Copies of all lines containing the string "days" are needed from the data below.

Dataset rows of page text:
======

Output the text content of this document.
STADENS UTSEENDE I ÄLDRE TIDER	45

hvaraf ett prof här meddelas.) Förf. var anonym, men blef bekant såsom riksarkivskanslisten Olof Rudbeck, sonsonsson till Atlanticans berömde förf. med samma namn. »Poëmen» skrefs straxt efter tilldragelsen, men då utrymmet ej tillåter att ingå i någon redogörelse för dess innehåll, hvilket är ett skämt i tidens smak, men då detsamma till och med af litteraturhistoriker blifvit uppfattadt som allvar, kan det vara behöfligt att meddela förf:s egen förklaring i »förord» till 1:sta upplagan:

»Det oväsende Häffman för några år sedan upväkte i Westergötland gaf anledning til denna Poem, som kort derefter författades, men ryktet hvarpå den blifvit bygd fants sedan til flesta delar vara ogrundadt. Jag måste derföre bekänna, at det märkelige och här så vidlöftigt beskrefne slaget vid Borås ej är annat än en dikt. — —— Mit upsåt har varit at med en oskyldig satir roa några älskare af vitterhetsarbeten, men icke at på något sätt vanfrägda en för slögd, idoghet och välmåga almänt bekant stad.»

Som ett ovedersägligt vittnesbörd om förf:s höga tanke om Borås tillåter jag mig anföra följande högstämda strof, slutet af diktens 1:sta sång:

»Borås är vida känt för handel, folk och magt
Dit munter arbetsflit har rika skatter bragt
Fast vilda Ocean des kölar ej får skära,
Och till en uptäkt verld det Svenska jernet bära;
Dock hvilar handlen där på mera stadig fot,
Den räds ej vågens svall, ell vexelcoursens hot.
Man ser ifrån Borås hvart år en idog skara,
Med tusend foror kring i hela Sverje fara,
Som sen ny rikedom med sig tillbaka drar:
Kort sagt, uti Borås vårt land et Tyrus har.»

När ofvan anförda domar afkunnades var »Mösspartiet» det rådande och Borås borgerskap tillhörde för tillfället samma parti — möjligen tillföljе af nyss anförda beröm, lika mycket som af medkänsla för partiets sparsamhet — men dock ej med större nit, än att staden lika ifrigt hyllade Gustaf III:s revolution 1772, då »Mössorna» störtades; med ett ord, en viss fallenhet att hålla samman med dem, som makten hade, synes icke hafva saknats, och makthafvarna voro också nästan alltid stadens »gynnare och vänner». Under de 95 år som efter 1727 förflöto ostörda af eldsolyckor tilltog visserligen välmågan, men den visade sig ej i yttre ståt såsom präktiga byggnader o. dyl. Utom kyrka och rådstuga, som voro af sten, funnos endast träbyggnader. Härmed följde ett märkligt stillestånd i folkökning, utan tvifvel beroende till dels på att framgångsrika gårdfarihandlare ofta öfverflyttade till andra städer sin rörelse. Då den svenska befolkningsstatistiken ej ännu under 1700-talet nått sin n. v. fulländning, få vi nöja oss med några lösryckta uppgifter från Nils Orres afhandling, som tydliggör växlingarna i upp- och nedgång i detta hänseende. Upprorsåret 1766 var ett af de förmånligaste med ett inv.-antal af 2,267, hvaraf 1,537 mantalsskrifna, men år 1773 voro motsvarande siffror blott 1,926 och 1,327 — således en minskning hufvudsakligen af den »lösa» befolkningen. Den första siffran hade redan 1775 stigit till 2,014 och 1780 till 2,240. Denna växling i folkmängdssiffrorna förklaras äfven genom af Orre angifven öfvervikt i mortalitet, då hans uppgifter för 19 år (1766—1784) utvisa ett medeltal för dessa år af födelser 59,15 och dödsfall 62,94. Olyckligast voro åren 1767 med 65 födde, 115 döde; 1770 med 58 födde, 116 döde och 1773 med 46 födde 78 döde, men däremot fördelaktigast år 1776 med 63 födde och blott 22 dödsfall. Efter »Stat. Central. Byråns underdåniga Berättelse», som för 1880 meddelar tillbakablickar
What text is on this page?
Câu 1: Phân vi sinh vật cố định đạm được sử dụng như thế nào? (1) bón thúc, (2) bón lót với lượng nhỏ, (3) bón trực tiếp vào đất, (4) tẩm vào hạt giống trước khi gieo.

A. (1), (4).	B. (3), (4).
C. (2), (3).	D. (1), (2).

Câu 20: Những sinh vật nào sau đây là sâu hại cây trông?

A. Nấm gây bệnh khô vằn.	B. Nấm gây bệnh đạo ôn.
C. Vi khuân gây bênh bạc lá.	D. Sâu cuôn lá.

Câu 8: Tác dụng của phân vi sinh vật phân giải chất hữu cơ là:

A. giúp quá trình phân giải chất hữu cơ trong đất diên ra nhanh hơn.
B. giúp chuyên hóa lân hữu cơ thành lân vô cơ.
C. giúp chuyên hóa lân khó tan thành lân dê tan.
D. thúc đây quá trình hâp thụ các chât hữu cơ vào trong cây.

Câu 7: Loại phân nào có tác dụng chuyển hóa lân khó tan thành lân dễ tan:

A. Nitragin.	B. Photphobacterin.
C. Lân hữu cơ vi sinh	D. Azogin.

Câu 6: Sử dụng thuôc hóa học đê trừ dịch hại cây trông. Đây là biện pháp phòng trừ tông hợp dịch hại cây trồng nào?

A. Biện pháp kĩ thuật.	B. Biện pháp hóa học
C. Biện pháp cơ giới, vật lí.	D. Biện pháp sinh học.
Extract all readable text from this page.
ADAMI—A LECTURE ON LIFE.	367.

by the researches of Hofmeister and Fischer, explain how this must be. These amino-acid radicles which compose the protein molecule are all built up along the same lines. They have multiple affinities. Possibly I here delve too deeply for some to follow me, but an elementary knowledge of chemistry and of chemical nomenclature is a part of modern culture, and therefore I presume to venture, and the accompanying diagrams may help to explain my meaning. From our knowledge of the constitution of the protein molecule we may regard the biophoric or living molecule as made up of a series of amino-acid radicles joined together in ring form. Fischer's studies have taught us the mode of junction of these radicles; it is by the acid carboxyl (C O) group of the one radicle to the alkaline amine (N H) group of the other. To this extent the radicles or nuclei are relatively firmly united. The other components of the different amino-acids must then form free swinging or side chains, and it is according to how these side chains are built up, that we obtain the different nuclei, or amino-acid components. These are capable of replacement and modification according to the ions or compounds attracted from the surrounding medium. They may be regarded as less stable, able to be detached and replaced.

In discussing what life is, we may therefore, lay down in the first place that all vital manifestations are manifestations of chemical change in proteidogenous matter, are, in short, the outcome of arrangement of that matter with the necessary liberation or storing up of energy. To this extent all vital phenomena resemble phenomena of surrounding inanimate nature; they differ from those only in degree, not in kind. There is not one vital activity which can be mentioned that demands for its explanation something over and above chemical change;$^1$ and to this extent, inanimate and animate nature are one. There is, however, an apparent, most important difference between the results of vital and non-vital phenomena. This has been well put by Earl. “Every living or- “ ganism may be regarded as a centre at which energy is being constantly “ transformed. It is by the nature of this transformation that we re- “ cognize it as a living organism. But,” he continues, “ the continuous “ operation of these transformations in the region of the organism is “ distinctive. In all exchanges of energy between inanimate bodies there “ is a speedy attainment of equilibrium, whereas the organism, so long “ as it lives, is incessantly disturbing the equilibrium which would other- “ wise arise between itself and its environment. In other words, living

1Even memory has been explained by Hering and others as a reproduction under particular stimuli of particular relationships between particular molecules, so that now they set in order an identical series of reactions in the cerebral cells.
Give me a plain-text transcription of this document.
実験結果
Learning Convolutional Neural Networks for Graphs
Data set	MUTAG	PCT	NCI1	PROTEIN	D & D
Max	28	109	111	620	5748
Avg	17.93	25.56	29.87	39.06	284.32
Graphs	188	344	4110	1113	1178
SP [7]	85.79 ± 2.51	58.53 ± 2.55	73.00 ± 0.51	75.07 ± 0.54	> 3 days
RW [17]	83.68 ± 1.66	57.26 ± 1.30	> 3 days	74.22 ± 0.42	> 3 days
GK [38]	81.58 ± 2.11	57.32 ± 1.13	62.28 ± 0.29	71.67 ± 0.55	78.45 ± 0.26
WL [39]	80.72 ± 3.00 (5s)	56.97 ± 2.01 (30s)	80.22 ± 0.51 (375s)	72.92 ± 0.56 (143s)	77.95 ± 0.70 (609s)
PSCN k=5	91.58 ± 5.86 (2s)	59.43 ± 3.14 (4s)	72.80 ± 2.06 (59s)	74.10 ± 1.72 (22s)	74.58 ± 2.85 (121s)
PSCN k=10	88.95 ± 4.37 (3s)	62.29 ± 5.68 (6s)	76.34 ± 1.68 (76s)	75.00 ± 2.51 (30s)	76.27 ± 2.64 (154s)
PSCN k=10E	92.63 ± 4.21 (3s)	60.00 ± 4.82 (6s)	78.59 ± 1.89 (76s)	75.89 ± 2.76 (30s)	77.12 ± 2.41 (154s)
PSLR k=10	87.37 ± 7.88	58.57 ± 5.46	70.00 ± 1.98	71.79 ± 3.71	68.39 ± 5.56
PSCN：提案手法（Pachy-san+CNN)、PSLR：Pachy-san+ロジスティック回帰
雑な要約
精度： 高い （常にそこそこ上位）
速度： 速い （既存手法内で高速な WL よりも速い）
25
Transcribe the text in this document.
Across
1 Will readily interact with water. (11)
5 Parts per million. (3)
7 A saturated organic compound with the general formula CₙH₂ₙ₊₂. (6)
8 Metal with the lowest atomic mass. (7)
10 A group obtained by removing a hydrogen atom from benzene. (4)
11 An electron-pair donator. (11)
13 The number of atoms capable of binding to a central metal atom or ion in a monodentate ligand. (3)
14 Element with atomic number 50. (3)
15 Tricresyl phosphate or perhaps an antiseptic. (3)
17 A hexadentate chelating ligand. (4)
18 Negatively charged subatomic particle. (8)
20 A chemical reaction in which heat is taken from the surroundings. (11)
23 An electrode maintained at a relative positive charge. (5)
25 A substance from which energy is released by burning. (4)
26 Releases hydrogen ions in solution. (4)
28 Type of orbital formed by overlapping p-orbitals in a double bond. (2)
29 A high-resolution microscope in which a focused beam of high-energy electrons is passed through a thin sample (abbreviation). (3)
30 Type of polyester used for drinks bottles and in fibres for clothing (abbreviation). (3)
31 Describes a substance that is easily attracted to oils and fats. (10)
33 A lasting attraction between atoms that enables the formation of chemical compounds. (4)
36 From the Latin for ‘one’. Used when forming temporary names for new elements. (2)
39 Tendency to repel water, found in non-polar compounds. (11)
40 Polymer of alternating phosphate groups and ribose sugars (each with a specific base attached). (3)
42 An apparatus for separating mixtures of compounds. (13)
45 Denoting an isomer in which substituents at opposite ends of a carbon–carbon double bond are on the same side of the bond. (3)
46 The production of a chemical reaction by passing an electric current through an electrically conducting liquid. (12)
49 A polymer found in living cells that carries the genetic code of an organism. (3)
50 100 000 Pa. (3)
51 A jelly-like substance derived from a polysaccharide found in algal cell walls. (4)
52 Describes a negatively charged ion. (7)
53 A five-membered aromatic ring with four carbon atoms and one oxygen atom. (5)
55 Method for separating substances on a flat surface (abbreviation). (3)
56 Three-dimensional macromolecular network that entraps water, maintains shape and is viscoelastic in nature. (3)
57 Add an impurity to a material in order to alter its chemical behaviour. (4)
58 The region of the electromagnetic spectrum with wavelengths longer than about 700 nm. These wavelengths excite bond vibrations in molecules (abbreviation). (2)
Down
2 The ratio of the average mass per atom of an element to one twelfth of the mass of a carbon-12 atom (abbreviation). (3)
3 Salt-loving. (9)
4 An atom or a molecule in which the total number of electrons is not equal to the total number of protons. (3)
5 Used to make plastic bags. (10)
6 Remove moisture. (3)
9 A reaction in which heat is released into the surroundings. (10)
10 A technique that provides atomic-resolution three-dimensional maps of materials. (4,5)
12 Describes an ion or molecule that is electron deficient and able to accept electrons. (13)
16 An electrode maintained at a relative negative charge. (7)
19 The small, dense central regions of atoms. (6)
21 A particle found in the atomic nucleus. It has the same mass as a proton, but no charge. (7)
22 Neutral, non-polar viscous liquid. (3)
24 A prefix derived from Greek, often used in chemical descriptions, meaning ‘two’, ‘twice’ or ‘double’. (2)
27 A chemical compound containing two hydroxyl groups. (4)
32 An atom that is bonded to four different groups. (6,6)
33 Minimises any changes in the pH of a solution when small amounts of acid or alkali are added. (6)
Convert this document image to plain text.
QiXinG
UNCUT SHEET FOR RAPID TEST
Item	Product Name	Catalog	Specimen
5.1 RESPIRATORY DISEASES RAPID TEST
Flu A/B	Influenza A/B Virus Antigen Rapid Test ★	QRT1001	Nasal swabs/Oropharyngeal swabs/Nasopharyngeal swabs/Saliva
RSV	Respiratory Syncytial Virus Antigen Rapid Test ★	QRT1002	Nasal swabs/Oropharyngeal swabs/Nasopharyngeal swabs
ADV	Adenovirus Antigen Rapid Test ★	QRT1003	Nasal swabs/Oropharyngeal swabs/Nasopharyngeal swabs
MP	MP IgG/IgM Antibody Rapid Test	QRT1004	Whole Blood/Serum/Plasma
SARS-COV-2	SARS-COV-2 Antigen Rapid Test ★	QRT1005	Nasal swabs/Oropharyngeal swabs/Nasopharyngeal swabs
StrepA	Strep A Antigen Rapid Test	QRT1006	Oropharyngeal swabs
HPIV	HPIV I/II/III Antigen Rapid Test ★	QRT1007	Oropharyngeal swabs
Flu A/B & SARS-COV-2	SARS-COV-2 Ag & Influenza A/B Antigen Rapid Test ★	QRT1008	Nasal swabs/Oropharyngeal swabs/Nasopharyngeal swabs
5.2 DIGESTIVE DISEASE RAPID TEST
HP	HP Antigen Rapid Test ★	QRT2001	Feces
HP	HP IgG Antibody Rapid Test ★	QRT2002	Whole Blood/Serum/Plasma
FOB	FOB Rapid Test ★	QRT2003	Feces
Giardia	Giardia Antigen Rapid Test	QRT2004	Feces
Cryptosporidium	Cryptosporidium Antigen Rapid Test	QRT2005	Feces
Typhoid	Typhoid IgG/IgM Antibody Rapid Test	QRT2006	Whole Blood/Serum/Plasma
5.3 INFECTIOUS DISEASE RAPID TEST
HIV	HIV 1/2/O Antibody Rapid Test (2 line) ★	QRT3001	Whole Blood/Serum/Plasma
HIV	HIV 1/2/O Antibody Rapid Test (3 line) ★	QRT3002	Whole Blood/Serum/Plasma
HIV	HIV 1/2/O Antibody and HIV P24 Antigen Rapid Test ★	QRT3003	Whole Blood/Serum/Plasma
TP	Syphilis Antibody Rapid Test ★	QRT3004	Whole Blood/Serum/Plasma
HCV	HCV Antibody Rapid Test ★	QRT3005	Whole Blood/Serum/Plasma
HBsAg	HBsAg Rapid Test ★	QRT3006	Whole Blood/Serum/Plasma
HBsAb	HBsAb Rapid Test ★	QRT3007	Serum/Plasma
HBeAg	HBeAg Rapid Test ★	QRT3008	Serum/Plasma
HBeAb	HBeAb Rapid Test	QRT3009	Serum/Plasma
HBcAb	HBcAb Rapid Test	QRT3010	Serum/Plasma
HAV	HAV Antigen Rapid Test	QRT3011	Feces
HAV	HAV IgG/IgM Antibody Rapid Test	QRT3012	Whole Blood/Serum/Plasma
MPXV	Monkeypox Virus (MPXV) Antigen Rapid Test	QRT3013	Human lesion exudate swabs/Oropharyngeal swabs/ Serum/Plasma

======

_Answer for this exercise_:
SP [7]	85.79 ± 2.51	58.53 ± 2.55	73.00 ± 0.51	75.07 ± 0.54	> 3 days
RW [17]	83.68 ± 1.66	57.26 ± 1.30	> 3 days	74.22 ± 0.42	> 3 days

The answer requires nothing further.